• PROMPT: Exactly reproduce the entries, dropping any pictures from your copy.

== RECORDS SHOWN ==

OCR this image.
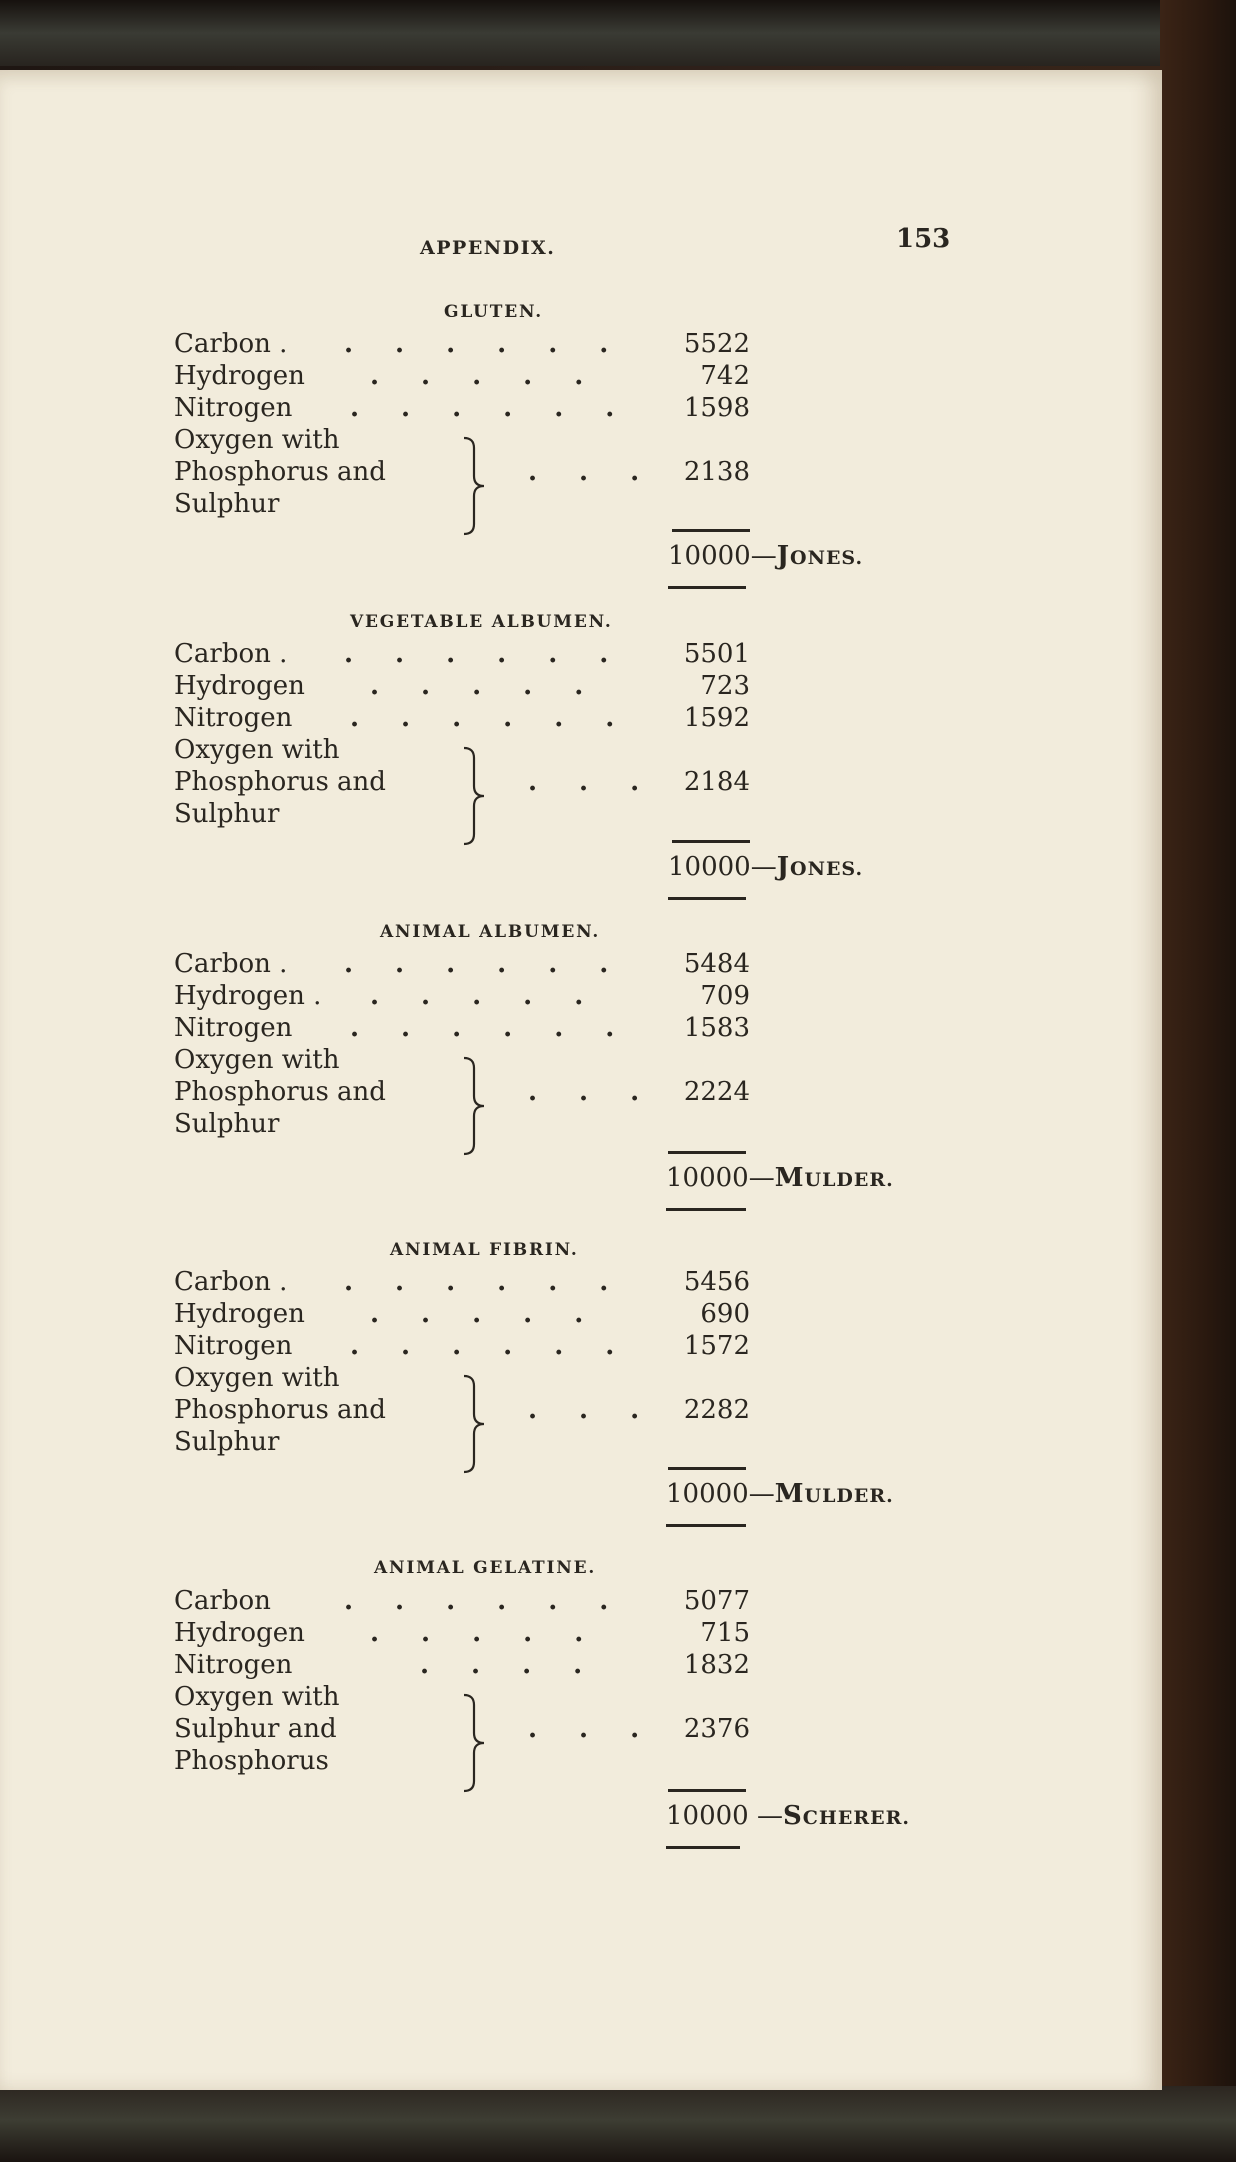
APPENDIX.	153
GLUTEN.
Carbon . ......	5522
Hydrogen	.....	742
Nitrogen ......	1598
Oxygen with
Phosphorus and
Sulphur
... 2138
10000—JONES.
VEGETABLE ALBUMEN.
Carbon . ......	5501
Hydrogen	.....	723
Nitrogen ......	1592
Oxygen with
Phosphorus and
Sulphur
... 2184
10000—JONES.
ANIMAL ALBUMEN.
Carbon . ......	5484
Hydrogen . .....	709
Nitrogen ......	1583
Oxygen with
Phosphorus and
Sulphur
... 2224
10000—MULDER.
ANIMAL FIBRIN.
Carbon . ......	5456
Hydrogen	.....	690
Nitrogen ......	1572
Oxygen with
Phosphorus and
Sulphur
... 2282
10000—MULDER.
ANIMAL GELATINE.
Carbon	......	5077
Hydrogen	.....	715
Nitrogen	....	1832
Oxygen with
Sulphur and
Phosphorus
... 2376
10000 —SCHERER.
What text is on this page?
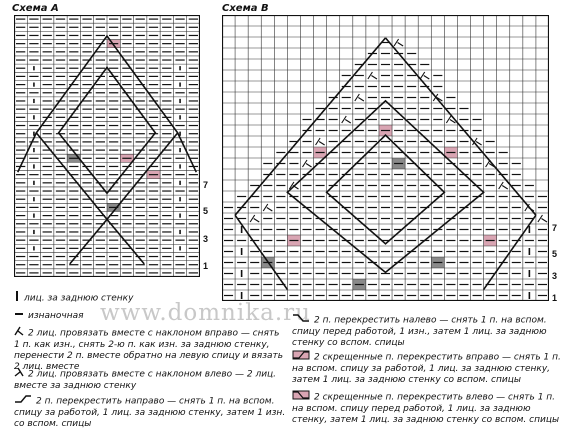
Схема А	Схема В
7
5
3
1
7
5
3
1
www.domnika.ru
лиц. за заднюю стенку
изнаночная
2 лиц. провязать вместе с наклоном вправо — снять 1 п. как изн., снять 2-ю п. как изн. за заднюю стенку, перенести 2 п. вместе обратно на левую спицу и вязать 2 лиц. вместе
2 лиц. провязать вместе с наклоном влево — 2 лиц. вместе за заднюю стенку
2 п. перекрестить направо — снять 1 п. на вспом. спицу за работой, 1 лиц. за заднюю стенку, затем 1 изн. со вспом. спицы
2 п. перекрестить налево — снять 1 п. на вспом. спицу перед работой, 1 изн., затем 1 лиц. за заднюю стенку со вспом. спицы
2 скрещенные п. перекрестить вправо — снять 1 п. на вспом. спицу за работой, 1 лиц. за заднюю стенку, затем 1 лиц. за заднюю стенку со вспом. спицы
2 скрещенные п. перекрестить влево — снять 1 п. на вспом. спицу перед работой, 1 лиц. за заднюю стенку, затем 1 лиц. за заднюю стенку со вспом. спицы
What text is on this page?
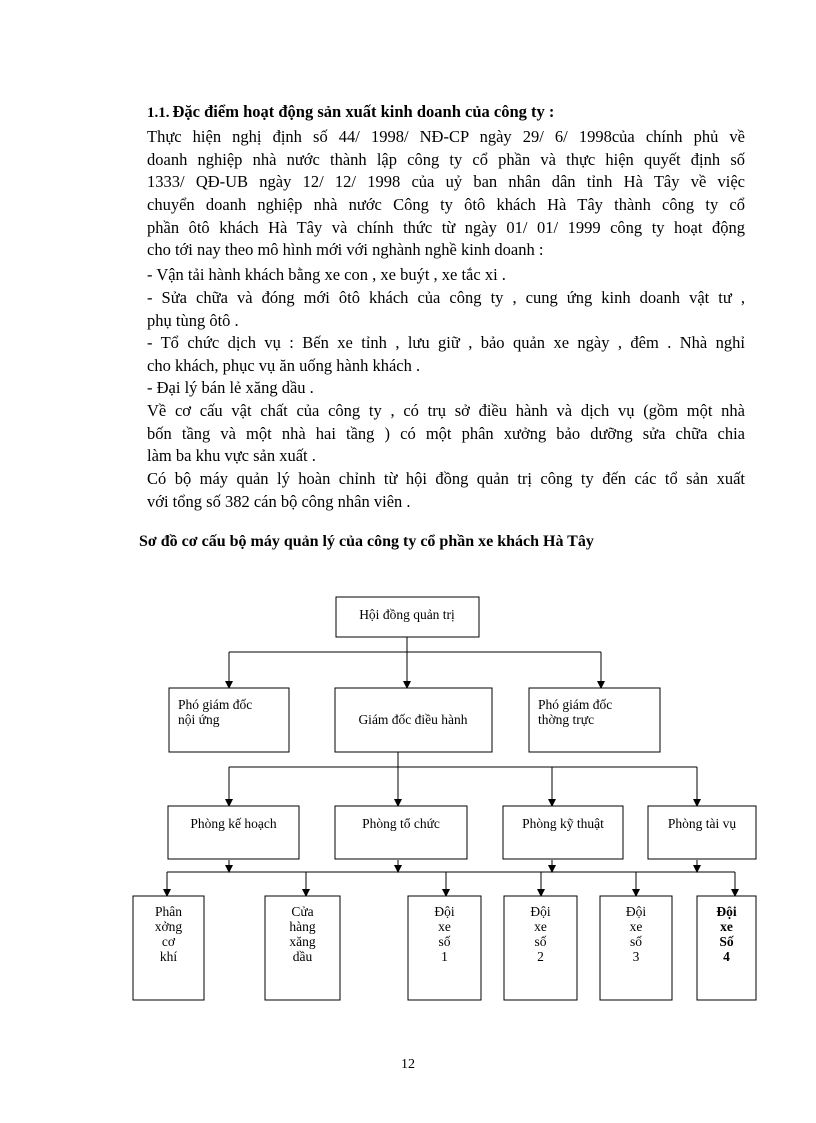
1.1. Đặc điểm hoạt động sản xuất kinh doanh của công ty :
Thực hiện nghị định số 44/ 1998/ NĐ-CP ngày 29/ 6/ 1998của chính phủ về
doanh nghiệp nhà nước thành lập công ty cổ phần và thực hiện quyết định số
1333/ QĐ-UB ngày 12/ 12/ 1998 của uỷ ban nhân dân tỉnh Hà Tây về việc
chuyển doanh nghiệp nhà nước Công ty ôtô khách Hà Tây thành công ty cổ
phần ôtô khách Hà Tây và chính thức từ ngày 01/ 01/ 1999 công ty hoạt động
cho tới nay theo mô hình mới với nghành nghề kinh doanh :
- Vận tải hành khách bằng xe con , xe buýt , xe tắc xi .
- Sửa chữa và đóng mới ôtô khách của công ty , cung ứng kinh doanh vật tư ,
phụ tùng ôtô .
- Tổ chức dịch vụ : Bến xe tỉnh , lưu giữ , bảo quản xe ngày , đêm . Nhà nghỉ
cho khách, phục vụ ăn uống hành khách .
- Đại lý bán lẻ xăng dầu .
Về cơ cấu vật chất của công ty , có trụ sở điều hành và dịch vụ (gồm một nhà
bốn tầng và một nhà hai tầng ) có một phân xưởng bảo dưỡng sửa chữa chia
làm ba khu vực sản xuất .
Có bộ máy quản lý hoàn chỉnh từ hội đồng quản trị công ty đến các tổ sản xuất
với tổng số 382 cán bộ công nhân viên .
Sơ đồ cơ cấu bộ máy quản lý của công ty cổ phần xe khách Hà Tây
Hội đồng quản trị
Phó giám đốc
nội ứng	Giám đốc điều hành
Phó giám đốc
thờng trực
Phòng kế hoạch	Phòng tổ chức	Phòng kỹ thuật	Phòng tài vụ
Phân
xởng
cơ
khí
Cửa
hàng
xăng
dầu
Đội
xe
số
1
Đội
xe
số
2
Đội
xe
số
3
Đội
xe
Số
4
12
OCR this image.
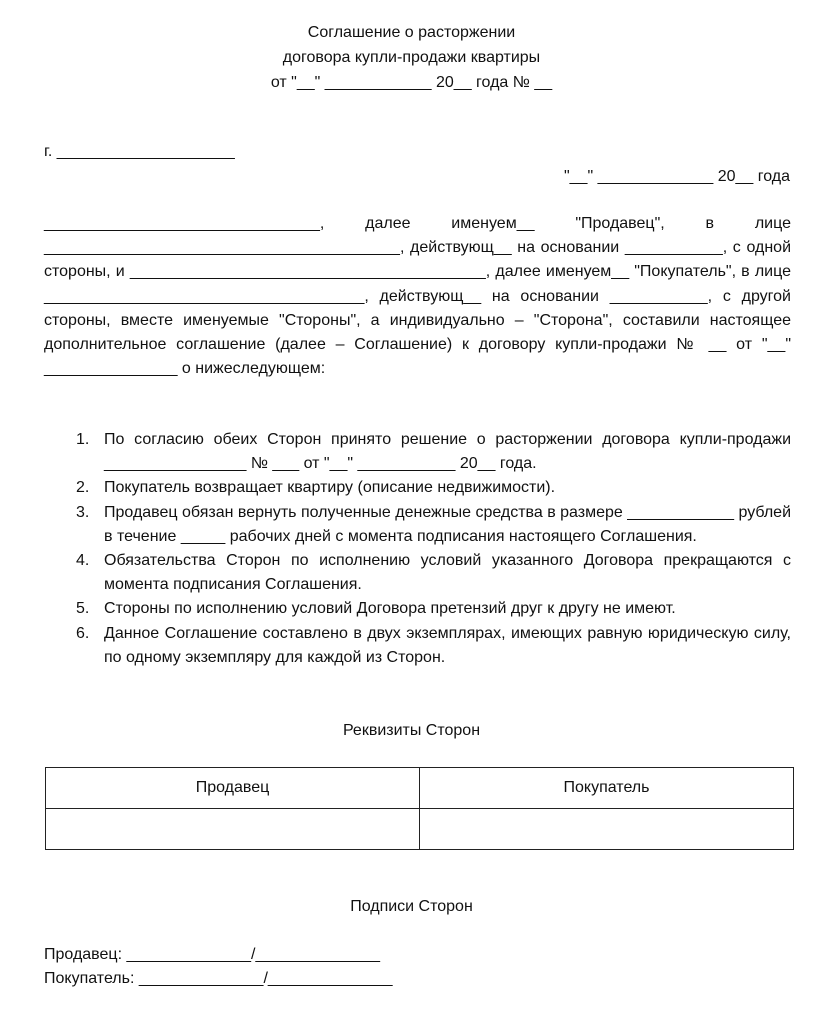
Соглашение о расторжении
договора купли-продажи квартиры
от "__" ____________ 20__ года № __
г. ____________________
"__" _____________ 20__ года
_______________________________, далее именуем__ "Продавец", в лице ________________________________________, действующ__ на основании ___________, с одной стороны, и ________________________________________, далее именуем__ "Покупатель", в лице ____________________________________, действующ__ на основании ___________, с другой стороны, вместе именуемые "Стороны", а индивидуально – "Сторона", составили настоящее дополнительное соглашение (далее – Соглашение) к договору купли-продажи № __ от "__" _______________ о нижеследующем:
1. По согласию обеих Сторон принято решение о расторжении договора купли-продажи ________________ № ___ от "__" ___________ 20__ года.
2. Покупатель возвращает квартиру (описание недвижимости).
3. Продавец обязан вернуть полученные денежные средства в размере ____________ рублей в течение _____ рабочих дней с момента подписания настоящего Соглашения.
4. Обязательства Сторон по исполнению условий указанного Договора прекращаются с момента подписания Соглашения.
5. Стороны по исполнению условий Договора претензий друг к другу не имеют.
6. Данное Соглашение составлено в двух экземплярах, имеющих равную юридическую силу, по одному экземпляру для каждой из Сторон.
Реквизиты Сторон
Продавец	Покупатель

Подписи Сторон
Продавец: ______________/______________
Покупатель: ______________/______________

===

• SOLUTION TO THIS PROBLEM:
OCR this image.
APPENDIX.	153
GLUTEN.
Carbon . ......	5522
Hydrogen	.....	742
Nitrogen ......	1598
Oxygen with
Phosphorus and
Sulphur
... 2138
10000—JONES.
VEGETABLE ALBUMEN.
Carbon . ......	5501
Hydrogen	.....	723
Nitrogen ......	1592
Oxygen with
Phosphorus and
Sulphur
... 2184
10000—JONES.
ANIMAL ALBUMEN.
Carbon . ......	5484
Hydrogen . .....	709
Nitrogen ......	1583
Oxygen with
Phosphorus and
Sulphur
... 2224
10000—MULDER.
ANIMAL FIBRIN.
Carbon . ......	5456
Hydrogen	.....	690
Nitrogen ......	1572
Oxygen with
Phosphorus and
Sulphur
... 2282
10000—MULDER.
ANIMAL GELATINE.
Carbon	......	5077
Hydrogen	.....	715
Nitrogen	....	1832
Oxygen with
Sulphur and
Phosphorus
... 2376
10000 —SCHERER.
What text is on this page?
Схема А	Схема В
7
5
3
1
7
5
3
1
www.domnika.ru
лиц. за заднюю стенку
изнаночная
2 лиц. провязать вместе с наклоном вправо — снять 1 п. как изн., снять 2-ю п. как изн. за заднюю стенку, перенести 2 п. вместе обратно на левую спицу и вязать 2 лиц. вместе
2 лиц. провязать вместе с наклоном влево — 2 лиц. вместе за заднюю стенку
2 п. перекрестить направо — снять 1 п. на вспом. спицу за работой, 1 лиц. за заднюю стенку, затем 1 изн. со вспом. спицы
2 п. перекрестить налево — снять 1 п. на вспом. спицу перед работой, 1 изн., затем 1 лиц. за заднюю стенку со вспом. спицы
2 скрещенные п. перекрестить вправо — снять 1 п. на вспом. спицу за работой, 1 лиц. за заднюю стенку, затем 1 лиц. за заднюю стенку со вспом. спицы
2 скрещенные п. перекрестить влево — снять 1 п. на вспом. спицу перед работой, 1 лиц. за заднюю стенку, затем 1 лиц. за заднюю стенку со вспом. спицы
What text is on this page?
1.1. Đặc điểm hoạt động sản xuất kinh doanh của công ty :
Thực hiện nghị định số 44/ 1998/ NĐ-CP ngày 29/ 6/ 1998của chính phủ về
doanh nghiệp nhà nước thành lập công ty cổ phần và thực hiện quyết định số
1333/ QĐ-UB ngày 12/ 12/ 1998 của uỷ ban nhân dân tỉnh Hà Tây về việc
chuyển doanh nghiệp nhà nước Công ty ôtô khách Hà Tây thành công ty cổ
phần ôtô khách Hà Tây và chính thức từ ngày 01/ 01/ 1999 công ty hoạt động
cho tới nay theo mô hình mới với nghành nghề kinh doanh :
- Vận tải hành khách bằng xe con , xe buýt , xe tắc xi .
- Sửa chữa và đóng mới ôtô khách của công ty , cung ứng kinh doanh vật tư ,
phụ tùng ôtô .
- Tổ chức dịch vụ : Bến xe tỉnh , lưu giữ , bảo quản xe ngày , đêm . Nhà nghỉ
cho khách, phục vụ ăn uống hành khách .
- Đại lý bán lẻ xăng dầu .
Về cơ cấu vật chất của công ty , có trụ sở điều hành và dịch vụ (gồm một nhà
bốn tầng và một nhà hai tầng ) có một phân xưởng bảo dưỡng sửa chữa chia
làm ba khu vực sản xuất .
Có bộ máy quản lý hoàn chỉnh từ hội đồng quản trị công ty đến các tổ sản xuất
với tổng số 382 cán bộ công nhân viên .
Sơ đồ cơ cấu bộ máy quản lý của công ty cổ phần xe khách Hà Tây
Hội đồng quản trị
Phó giám đốc
nội ứng	Giám đốc điều hành
Phó giám đốc
thờng trực
Phòng kế hoạch	Phòng tổ chức	Phòng kỹ thuật	Phòng tài vụ
Phân
xởng
cơ
khí
Cửa
hàng
xăng
dầu
Đội
xe
số
1
Đội
xe
số
2
Đội
xe
số
3
Đội
xe
Số
4
12
OCR this image.
Соглашение о расторжении
договора купли-продажи квартиры
от "__" ____________ 20__ года № __
г. ____________________
"__" _____________ 20__ года
_______________________________, далее именуем__ "Продавец", в лице ________________________________________, действующ__ на основании ___________, с одной стороны, и ________________________________________, далее именуем__ "Покупатель", в лице ____________________________________, действующ__ на основании ___________, с другой стороны, вместе именуемые "Стороны", а индивидуально – "Сторона", составили настоящее дополнительное соглашение (далее – Соглашение) к договору купли-продажи № __ от "__" _______________ о нижеследующем:
1. По согласию обеих Сторон принято решение о расторжении договора купли-продажи ________________ № ___ от "__" ___________ 20__ года.
2. Покупатель возвращает квартиру (описание недвижимости).
3. Продавец обязан вернуть полученные денежные средства в размере ____________ рублей в течение _____ рабочих дней с момента подписания настоящего Соглашения.
4. Обязательства Сторон по исполнению условий указанного Договора прекращаются с момента подписания Соглашения.
5. Стороны по исполнению условий Договора претензий друг к другу не имеют.
6. Данное Соглашение составлено в двух экземплярах, имеющих равную юридическую силу, по одному экземпляру для каждой из Сторон.
Реквизиты Сторон
Продавец	Покупатель

Подписи Сторон
Продавец: ______________/______________
Покупатель: ______________/______________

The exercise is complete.